(Text content records for pages)
━━━━━━━━━━━━━━━━━━━━━━━━━━━━━━

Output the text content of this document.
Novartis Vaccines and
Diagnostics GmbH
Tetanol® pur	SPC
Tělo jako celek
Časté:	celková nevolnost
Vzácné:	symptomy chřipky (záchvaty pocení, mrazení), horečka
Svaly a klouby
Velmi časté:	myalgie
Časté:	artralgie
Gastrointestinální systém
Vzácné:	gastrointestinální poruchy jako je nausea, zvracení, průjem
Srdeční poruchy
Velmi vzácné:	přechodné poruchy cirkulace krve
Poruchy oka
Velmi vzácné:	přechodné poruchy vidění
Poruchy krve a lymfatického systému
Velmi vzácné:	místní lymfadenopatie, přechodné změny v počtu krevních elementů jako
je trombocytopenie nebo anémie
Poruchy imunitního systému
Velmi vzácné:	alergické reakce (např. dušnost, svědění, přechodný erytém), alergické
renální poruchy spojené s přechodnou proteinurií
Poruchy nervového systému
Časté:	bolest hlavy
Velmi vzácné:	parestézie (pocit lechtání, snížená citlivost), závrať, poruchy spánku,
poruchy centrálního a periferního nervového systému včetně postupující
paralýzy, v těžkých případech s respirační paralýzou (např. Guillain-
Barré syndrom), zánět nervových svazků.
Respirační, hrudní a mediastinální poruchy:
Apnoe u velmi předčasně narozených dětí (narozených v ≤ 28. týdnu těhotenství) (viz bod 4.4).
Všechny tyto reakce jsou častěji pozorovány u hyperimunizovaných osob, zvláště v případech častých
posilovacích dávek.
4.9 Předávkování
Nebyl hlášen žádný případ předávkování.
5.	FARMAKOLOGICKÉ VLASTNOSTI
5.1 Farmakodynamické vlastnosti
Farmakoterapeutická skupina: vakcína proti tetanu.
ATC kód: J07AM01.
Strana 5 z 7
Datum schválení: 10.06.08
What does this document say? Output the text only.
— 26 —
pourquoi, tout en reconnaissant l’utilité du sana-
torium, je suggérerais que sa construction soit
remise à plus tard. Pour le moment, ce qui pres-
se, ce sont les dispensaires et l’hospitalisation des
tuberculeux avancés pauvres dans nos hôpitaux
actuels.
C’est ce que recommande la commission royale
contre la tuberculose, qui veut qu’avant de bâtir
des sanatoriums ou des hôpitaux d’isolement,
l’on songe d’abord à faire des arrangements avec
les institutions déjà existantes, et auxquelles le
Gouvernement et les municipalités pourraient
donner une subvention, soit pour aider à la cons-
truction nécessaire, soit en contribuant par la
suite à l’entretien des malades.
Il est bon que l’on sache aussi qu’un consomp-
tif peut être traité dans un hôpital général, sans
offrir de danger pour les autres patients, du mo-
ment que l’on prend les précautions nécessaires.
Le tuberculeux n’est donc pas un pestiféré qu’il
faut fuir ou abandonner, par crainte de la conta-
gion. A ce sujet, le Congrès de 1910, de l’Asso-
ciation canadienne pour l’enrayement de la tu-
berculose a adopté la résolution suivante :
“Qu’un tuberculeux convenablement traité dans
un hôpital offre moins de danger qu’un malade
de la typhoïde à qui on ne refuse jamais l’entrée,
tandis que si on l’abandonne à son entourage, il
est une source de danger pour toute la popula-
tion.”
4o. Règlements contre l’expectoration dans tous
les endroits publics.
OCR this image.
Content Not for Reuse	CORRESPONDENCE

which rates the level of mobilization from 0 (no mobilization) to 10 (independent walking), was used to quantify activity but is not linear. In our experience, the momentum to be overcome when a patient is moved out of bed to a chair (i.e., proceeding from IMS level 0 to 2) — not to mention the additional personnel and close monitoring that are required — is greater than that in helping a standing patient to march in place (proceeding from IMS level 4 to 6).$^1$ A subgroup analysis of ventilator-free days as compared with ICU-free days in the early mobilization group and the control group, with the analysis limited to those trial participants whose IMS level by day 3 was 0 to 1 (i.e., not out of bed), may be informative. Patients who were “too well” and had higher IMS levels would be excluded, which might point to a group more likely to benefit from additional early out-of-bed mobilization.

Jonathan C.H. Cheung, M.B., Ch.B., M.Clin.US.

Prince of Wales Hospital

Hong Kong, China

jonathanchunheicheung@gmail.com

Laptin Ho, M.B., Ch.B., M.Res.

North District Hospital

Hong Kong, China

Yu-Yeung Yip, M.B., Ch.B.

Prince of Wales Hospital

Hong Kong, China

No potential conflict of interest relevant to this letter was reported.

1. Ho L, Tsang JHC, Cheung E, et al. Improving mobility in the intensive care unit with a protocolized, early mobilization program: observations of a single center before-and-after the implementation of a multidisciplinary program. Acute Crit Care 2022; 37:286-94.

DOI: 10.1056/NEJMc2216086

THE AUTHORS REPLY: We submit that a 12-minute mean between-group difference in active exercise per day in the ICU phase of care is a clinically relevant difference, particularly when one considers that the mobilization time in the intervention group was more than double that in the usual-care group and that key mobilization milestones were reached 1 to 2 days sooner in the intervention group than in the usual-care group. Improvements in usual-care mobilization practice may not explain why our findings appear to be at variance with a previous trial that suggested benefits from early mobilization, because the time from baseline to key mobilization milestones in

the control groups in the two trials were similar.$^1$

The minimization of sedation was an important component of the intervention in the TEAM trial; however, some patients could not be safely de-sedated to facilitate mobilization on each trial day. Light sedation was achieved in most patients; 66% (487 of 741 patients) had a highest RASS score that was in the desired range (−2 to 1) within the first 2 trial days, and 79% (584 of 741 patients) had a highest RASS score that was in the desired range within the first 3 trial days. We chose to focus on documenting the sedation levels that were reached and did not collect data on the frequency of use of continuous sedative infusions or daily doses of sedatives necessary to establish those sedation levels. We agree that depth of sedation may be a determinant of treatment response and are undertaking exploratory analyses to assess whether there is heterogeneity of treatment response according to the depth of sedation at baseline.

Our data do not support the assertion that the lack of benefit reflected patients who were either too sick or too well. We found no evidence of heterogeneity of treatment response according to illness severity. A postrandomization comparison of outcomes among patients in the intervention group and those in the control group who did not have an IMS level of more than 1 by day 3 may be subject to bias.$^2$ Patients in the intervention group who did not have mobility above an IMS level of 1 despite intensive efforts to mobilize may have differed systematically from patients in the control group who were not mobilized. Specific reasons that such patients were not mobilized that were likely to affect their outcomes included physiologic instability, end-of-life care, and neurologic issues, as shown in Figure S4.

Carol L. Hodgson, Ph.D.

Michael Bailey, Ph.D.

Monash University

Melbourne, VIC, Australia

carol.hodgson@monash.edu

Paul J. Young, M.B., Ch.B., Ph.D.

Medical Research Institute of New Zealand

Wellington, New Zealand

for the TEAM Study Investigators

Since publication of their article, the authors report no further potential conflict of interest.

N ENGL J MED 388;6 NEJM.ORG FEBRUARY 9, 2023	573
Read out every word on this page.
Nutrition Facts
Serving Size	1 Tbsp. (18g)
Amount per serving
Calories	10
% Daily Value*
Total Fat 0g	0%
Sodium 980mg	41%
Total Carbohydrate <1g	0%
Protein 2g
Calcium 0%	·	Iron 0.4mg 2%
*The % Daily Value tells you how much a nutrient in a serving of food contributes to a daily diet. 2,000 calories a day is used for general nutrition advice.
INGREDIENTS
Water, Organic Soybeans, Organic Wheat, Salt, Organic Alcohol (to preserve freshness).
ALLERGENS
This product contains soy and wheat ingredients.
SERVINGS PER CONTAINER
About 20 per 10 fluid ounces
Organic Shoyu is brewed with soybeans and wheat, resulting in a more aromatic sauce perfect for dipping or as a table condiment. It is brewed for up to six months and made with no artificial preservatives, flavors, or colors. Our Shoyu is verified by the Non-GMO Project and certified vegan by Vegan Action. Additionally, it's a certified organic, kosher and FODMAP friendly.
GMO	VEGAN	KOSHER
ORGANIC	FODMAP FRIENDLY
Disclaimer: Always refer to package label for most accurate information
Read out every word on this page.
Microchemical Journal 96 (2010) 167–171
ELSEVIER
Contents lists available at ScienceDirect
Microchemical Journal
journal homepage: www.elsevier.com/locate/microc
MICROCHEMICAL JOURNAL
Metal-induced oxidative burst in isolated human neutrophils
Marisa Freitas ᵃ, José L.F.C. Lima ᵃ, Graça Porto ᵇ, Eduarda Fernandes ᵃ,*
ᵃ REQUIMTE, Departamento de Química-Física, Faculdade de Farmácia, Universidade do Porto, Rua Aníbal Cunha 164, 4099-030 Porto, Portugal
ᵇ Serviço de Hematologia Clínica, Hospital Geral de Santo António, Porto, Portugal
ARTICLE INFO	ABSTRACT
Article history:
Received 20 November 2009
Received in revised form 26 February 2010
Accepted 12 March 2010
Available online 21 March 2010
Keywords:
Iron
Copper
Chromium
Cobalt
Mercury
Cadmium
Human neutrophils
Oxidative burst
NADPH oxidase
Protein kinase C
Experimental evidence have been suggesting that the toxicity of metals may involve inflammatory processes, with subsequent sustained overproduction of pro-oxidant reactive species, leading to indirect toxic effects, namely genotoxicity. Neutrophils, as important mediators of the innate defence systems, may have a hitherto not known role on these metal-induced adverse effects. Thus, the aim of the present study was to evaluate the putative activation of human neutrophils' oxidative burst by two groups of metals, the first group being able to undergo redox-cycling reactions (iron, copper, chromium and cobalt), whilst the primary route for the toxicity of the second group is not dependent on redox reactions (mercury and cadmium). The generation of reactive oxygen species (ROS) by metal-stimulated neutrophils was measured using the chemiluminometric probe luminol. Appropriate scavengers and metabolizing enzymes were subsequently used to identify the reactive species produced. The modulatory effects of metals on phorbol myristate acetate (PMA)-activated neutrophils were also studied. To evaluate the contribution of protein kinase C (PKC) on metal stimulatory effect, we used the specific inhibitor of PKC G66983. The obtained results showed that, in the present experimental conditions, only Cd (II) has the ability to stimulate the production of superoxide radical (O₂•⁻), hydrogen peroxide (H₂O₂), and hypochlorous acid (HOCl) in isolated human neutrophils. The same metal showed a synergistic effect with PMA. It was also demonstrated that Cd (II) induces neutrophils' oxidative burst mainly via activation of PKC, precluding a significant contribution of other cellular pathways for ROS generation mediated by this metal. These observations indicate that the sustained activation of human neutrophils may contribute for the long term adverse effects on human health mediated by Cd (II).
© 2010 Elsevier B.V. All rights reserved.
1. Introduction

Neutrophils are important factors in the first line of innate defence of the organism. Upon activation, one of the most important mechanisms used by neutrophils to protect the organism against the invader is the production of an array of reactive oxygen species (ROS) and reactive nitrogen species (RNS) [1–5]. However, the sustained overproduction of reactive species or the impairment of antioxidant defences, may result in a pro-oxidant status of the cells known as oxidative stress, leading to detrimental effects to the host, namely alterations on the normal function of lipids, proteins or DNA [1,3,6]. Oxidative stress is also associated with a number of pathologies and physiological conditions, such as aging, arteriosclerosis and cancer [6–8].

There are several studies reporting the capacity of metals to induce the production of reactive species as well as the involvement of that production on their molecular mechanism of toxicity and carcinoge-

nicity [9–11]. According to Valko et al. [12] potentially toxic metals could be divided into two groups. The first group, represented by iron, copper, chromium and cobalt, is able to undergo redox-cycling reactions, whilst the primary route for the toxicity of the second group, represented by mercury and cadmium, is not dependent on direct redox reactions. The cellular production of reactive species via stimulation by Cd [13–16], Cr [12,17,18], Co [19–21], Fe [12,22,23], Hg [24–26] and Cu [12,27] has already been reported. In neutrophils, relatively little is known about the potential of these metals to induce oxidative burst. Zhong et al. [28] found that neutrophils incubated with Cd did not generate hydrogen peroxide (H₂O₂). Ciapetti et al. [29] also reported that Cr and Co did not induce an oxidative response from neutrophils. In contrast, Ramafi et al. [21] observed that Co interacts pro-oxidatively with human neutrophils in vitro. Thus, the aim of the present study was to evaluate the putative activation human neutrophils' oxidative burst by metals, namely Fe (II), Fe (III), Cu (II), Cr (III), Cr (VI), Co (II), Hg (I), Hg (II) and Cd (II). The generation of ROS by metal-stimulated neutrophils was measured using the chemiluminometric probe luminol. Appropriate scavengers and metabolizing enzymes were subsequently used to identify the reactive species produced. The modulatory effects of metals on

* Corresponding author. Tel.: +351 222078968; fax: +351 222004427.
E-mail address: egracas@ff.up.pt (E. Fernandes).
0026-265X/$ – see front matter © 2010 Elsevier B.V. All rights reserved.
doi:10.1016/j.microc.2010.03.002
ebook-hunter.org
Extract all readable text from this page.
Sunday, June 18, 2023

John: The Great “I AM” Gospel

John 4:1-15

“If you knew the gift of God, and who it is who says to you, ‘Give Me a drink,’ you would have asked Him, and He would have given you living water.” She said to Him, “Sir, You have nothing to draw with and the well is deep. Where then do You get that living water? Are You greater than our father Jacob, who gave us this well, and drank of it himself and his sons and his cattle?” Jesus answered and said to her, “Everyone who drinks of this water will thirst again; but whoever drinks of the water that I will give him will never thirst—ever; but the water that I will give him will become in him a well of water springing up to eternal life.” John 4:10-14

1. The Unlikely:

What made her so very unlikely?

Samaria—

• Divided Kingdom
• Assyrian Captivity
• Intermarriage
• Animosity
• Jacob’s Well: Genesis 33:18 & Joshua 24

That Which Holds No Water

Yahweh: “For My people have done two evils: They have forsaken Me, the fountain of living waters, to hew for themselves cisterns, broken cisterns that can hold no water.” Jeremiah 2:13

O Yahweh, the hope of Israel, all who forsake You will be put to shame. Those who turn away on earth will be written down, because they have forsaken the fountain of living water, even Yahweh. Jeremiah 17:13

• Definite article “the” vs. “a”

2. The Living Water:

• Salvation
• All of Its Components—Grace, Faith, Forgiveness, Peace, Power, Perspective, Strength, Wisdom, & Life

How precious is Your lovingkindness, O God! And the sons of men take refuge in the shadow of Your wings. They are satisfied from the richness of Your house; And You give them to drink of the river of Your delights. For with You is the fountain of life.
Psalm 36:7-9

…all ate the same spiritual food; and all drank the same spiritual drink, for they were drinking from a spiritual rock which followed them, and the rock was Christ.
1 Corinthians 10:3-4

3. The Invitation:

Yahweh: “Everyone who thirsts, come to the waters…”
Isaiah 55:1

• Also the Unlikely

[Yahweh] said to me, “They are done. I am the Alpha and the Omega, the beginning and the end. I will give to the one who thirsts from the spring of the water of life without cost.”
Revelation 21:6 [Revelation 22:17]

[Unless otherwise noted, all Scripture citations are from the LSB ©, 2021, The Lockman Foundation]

━━━━━━━━━━━━━━━━━━━━━━━━━━━━━━

> **Problem to solve**: Please return all lines from the records that hold the word "Jeremiah".

> **Exercise response**:
Yahweh: “For My people have done two evils: They have forsaken Me, the fountain of living waters, to hew for themselves cisterns, broken cisterns that can hold no water.” Jeremiah 2:13
O Yahweh, the hope of Israel, all who forsake You will be put to shame. Those who turn away on earth will be written down, because they have forsaken the fountain of living water, even Yahweh. Jeremiah 17:13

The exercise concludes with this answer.